#### Instructions for the task
Provide only the number of lines in the data below that contain the word "icon".

(Dataset rows about figures)
══════════
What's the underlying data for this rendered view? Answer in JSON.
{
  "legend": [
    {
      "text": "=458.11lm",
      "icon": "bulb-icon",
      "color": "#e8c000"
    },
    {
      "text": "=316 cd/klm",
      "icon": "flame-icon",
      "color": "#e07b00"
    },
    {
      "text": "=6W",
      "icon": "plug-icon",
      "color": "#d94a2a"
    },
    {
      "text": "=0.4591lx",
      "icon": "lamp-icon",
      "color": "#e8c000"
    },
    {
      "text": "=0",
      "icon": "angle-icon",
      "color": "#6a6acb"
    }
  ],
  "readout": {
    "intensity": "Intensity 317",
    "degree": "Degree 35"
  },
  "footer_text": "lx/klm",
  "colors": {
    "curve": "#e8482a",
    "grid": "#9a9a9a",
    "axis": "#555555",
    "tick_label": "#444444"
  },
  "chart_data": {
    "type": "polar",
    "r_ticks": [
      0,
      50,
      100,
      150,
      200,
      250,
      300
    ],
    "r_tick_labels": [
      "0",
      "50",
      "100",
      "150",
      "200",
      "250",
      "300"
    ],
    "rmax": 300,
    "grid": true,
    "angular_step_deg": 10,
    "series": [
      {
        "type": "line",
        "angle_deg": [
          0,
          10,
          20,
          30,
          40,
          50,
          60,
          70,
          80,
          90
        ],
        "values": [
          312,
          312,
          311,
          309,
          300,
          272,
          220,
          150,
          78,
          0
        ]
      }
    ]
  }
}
══════════
#### Exercise answer
5